> **Dataset items**:
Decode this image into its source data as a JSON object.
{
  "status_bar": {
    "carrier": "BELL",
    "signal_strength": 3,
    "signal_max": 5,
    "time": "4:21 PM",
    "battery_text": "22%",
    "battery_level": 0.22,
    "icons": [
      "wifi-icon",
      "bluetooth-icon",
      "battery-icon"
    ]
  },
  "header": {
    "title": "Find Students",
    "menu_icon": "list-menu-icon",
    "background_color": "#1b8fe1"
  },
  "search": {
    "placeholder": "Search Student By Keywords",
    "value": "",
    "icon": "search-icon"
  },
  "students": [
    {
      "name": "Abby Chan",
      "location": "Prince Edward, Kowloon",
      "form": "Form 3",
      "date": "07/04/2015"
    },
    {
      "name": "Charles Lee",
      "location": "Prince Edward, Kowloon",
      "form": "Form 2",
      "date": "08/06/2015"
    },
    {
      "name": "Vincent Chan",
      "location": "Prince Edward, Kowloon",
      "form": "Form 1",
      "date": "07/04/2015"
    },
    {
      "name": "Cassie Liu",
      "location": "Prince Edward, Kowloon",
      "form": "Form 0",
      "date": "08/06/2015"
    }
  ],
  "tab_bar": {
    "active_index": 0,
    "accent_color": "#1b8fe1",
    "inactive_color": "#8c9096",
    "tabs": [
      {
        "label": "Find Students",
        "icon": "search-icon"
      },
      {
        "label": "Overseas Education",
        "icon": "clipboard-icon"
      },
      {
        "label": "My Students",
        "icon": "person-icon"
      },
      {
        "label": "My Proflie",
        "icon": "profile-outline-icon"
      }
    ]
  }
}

> **Exercise details**:
Write out every entry exactly as given.

> **Answer to this task**:
Decode this image into its source data as a JSON object.
{
  "status_bar": {
    "carrier": "BELL",
    "signal_strength": 3,
    "signal_max": 5,
    "time": "4:21 PM",
    "battery_text": "22%",
    "battery_level": 0.22,
    "icons": [
      "wifi-icon",
      "bluetooth-icon",
      "battery-icon"
    ]
  },
  "header": {
    "title": "Find Students",
    "menu_icon": "list-menu-icon",
    "background_color": "#1b8fe1"
  },
  "search": {
    "placeholder": "Search Student By Keywords",
    "value": "",
    "icon": "search-icon"
  },
  "students": [
    {
      "name": "Abby Chan",
      "location": "Prince Edward, Kowloon",
      "form": "Form 3",
      "date": "07/04/2015"
    },
    {
      "name": "Charles Lee",
      "location": "Prince Edward, Kowloon",
      "form": "Form 2",
      "date": "08/06/2015"
    },
    {
      "name": "Vincent Chan",
      "location": "Prince Edward, Kowloon",
      "form": "Form 1",
      "date": "07/04/2015"
    },
    {
      "name": "Cassie Liu",
      "location": "Prince Edward, Kowloon",
      "form": "Form 0",
      "date": "08/06/2015"
    }
  ],
  "tab_bar": {
    "active_index": 0,
    "accent_color": "#1b8fe1",
    "inactive_color": "#8c9096",
    "tabs": [
      {
        "label": "Find Students",
        "icon": "search-icon"
      },
      {
        "label": "Overseas Education",
        "icon": "clipboard-icon"
      },
      {
        "label": "My Students",
        "icon": "person-icon"
      },
      {
        "label": "My Proflie",
        "icon": "profile-outline-icon"
      }
    ]
  }
}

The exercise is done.